- GIVEN RECORDS
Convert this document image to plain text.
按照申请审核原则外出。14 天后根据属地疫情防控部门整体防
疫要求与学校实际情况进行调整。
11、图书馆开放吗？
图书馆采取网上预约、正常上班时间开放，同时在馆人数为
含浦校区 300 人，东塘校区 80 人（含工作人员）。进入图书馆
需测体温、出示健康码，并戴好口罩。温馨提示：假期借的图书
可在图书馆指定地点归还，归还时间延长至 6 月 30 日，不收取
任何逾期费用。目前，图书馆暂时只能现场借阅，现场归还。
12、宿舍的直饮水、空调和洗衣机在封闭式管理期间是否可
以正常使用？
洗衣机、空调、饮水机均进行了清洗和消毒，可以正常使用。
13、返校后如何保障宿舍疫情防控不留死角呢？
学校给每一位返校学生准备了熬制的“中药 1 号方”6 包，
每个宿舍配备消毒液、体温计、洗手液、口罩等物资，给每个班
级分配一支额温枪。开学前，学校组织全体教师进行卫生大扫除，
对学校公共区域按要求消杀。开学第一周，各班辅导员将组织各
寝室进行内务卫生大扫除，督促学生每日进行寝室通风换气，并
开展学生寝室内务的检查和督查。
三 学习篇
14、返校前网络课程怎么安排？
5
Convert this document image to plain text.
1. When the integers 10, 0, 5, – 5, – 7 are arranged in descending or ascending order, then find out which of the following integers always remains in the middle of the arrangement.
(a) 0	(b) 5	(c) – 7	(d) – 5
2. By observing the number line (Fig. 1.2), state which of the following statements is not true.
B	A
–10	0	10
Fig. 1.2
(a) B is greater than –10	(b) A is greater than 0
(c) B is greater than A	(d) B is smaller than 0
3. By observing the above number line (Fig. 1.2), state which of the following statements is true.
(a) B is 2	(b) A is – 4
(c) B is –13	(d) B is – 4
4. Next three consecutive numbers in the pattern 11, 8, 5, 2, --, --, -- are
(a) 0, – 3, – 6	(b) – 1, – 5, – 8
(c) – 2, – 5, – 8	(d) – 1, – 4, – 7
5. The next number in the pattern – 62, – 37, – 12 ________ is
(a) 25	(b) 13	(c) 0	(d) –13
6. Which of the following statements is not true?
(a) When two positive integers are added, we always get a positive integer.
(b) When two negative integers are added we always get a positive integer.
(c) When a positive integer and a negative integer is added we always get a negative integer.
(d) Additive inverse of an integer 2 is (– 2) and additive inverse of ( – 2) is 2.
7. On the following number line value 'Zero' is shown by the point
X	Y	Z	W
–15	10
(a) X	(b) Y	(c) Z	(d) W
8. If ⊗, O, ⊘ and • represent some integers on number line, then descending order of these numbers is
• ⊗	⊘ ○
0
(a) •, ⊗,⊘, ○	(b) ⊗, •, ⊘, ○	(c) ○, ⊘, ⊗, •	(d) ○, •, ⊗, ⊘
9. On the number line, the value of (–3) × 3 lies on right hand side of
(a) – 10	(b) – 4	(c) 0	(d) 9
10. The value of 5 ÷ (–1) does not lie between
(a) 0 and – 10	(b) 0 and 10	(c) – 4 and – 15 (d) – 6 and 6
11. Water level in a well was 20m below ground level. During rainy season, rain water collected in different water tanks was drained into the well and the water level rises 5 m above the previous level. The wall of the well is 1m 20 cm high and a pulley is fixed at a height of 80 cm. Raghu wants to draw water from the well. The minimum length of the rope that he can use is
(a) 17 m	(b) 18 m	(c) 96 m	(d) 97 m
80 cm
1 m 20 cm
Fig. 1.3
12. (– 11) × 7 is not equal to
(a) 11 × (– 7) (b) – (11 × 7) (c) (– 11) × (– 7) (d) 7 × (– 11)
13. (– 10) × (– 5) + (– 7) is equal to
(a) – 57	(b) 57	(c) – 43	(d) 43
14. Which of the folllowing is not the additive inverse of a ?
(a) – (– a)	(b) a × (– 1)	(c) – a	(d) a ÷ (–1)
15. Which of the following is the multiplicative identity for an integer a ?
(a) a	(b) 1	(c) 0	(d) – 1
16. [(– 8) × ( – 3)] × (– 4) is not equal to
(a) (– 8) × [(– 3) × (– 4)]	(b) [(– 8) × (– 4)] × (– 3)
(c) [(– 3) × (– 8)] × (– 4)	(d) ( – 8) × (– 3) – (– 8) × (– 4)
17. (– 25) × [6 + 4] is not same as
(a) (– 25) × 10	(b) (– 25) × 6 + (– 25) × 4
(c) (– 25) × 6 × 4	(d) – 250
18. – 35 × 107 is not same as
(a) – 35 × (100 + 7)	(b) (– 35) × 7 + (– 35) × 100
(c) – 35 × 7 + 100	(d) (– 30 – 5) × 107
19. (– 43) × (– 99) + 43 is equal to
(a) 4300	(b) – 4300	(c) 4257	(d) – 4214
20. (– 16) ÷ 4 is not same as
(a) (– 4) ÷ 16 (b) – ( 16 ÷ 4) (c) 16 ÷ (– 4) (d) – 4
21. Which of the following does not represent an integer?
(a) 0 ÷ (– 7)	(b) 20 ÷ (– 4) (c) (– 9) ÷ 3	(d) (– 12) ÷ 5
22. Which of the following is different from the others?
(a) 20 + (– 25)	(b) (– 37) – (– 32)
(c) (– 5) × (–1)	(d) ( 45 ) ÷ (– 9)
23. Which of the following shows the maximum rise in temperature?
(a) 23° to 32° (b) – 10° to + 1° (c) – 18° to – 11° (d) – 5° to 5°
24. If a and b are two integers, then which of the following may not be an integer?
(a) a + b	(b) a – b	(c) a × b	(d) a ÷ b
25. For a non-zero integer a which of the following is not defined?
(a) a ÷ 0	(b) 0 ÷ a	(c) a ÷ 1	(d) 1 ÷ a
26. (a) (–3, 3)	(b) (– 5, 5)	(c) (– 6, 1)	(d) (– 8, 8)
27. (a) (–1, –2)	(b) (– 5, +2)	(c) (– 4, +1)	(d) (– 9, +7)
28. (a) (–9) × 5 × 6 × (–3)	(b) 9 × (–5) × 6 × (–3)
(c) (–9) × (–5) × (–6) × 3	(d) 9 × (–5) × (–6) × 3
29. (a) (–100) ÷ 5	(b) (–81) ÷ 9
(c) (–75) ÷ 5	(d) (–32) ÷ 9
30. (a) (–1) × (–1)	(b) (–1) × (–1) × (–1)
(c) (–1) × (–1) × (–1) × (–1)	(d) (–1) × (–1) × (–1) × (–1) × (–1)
* * *
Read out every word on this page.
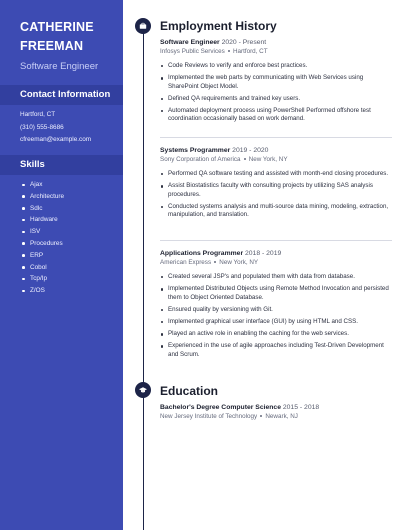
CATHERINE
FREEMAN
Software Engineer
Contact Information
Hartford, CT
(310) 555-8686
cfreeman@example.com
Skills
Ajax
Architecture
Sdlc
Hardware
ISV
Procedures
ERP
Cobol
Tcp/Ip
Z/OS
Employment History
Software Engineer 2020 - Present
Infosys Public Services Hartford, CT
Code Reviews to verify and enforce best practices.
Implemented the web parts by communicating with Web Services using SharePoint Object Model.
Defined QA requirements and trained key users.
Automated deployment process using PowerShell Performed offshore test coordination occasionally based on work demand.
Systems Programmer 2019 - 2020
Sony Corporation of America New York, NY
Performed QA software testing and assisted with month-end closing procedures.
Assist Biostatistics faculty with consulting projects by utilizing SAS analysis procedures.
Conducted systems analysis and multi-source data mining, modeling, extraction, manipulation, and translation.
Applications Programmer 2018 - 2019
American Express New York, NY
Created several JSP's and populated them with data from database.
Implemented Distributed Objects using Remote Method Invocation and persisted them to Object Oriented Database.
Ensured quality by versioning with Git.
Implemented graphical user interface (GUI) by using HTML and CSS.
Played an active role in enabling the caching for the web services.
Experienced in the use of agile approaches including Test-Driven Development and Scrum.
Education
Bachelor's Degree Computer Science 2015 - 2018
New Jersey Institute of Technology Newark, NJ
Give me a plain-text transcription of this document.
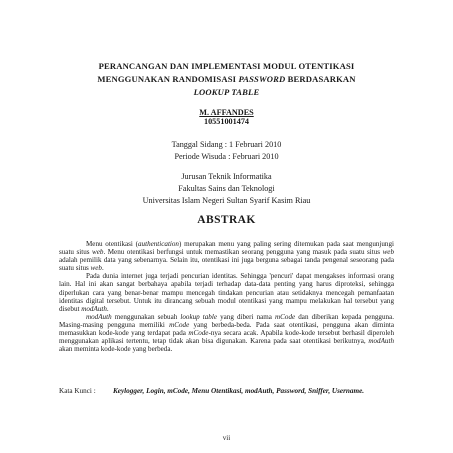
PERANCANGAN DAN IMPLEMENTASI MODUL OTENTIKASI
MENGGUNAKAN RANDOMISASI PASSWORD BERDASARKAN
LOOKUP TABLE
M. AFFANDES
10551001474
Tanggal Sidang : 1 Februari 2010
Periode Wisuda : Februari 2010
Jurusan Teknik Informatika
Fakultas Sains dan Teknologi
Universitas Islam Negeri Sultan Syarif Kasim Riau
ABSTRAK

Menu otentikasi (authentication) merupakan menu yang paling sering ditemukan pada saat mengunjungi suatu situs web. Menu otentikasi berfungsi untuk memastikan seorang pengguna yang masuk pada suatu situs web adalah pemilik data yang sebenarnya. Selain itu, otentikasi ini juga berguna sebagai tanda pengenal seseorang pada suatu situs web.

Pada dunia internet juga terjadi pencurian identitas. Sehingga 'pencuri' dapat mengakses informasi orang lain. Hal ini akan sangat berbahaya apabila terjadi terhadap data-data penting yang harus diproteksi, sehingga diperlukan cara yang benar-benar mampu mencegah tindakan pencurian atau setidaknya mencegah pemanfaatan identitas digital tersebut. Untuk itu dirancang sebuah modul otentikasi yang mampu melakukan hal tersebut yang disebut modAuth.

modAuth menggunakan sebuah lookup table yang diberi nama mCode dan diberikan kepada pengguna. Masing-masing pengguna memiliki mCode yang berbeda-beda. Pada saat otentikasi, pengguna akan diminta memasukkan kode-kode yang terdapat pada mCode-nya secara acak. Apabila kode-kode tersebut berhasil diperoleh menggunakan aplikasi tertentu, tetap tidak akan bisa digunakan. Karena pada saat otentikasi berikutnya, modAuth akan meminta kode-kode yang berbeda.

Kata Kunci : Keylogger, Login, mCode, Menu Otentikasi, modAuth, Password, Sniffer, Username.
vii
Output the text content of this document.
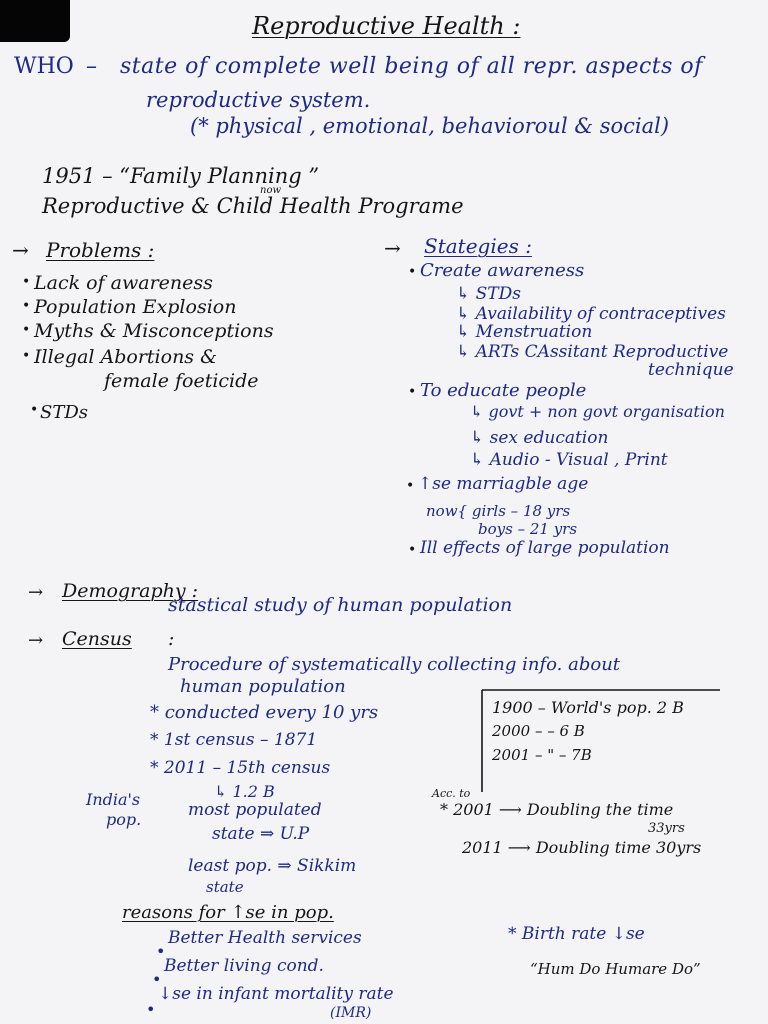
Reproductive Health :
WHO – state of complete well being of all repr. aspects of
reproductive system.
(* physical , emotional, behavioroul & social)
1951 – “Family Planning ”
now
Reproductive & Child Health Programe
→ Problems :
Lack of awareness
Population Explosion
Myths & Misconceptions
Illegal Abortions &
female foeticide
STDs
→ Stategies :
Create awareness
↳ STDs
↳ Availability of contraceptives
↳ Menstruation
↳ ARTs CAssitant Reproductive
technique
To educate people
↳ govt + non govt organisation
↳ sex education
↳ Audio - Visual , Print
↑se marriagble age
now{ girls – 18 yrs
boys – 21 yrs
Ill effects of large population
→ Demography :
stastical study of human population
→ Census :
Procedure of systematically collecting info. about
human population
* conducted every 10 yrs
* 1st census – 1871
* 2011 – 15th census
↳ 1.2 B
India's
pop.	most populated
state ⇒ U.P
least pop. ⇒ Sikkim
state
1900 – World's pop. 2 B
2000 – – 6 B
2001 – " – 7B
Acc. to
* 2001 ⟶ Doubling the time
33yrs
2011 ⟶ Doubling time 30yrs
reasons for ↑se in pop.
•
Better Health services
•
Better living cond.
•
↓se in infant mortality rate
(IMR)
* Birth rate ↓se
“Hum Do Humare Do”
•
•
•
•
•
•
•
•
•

- BRIEF
List every line above that holds the word "negative".

- RESPONSE TO THE TASK
(b) When two negative integers are added we always get a positive integer.
(c) When a positive integer and a negative integer is added we always get a negative integer.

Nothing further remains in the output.